Extracted data:
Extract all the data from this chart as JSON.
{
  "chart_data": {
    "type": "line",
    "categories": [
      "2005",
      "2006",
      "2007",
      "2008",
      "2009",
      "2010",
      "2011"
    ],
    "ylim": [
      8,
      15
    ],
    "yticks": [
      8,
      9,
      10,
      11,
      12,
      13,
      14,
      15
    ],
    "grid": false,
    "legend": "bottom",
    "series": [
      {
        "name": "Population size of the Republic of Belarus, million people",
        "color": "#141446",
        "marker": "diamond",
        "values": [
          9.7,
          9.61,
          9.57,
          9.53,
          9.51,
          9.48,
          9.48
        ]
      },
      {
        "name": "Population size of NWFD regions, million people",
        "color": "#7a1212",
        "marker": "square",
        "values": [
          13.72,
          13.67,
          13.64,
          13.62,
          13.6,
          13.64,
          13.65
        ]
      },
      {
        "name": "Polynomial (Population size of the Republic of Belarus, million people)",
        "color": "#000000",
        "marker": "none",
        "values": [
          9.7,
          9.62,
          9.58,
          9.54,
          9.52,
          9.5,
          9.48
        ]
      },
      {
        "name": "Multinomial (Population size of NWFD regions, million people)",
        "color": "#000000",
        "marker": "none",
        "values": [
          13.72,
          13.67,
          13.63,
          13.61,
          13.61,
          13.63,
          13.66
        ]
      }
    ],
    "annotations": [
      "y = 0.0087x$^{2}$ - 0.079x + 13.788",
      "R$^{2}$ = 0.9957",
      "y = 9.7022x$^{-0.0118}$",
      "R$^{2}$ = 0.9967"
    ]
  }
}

What the exercise asks: Reproduce the material above exactly; please quote every line of it.

Exercise output:
Extract all the data from this chart as JSON.
{
  "chart_data": {
    "type": "line",
    "categories": [
      "2005",
      "2006",
      "2007",
      "2008",
      "2009",
      "2010",
      "2011"
    ],
    "ylim": [
      8,
      15
    ],
    "yticks": [
      8,
      9,
      10,
      11,
      12,
      13,
      14,
      15
    ],
    "grid": false,
    "legend": "bottom",
    "series": [
      {
        "name": "Population size of the Republic of Belarus, million people",
        "color": "#141446",
        "marker": "diamond",
        "values": [
          9.7,
          9.61,
          9.57,
          9.53,
          9.51,
          9.48,
          9.48
        ]
      },
      {
        "name": "Population size of NWFD regions, million people",
        "color": "#7a1212",
        "marker": "square",
        "values": [
          13.72,
          13.67,
          13.64,
          13.62,
          13.6,
          13.64,
          13.65
        ]
      },
      {
        "name": "Polynomial (Population size of the Republic of Belarus, million people)",
        "color": "#000000",
        "marker": "none",
        "values": [
          9.7,
          9.62,
          9.58,
          9.54,
          9.52,
          9.5,
          9.48
        ]
      },
      {
        "name": "Multinomial (Population size of NWFD regions, million people)",
        "color": "#000000",
        "marker": "none",
        "values": [
          13.72,
          13.67,
          13.63,
          13.61,
          13.61,
          13.63,
          13.66
        ]
      }
    ],
    "annotations": [
      "y = 0.0087x$^{2}$ - 0.079x + 13.788",
      "R$^{2}$ = 0.9957",
      "y = 9.7022x$^{-0.0118}$",
      "R$^{2}$ = 0.9967"
    ]
  }
}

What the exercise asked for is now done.